**GOAL:**
The entries below need to be written out exactly, with no pictures included.

**RECORDS FOR THE EXERCISE:**
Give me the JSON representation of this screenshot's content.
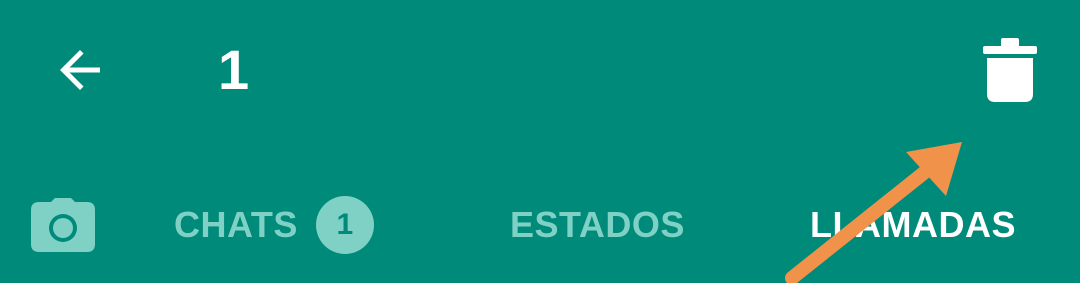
{
  "toolbar": {
    "back_icon": "arrow-left-icon",
    "selection_count": "1",
    "delete_icon": "trash-icon"
  },
  "tabs": {
    "camera": {
      "icon": "camera-icon"
    },
    "chats": {
      "label": "CHATS",
      "badge": "1"
    },
    "estados": {
      "label": "ESTADOS"
    },
    "llamadas": {
      "label": "LLAMADAS",
      "active": true
    }
  },
  "annotation": {
    "type": "pointer-arrow",
    "color": "#f0924a",
    "points_to": "delete-button"
  },
  "colors": {
    "background": "#008a7a",
    "active_text": "#ffffff",
    "inactive_text": "#7fd1c6",
    "arrow": "#f0924a"
  }
}
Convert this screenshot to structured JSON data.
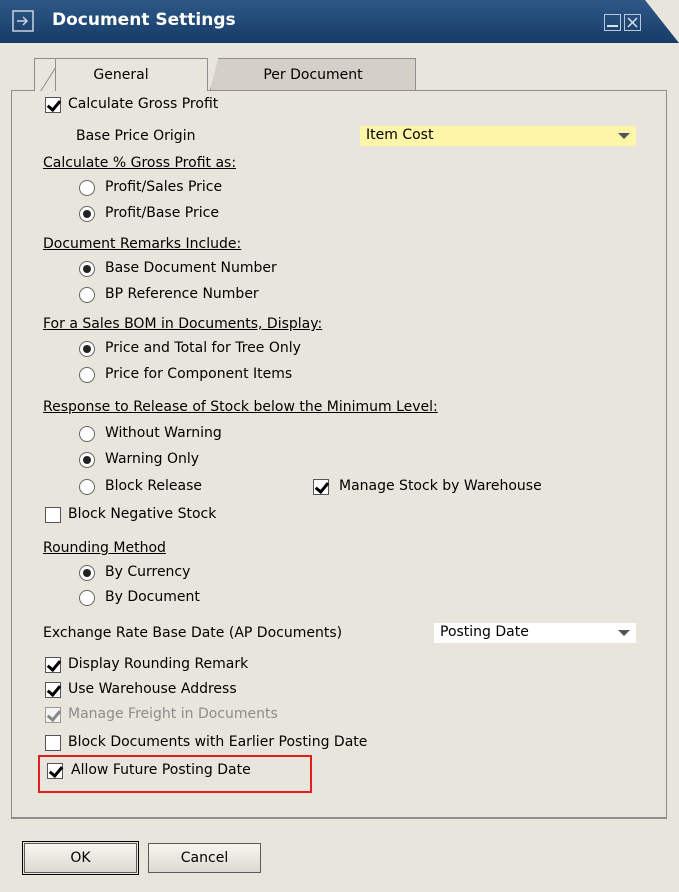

**ANSWER TO THIS EXERCISE:**
Give me the JSON representation of this screenshot's content.
{
  "toolbar": {
    "back_icon": "arrow-left-icon",
    "selection_count": "1",
    "delete_icon": "trash-icon"
  },
  "tabs": {
    "camera": {
      "icon": "camera-icon"
    },
    "chats": {
      "label": "CHATS",
      "badge": "1"
    },
    "estados": {
      "label": "ESTADOS"
    },
    "llamadas": {
      "label": "LLAMADAS",
      "active": true
    }
  },
  "annotation": {
    "type": "pointer-arrow",
    "color": "#f0924a",
    "points_to": "delete-button"
  },
  "colors": {
    "background": "#008a7a",
    "active_text": "#ffffff",
    "inactive_text": "#7fd1c6",
    "arrow": "#f0924a"
  }
}
Convert this screenshot to structured JSON data.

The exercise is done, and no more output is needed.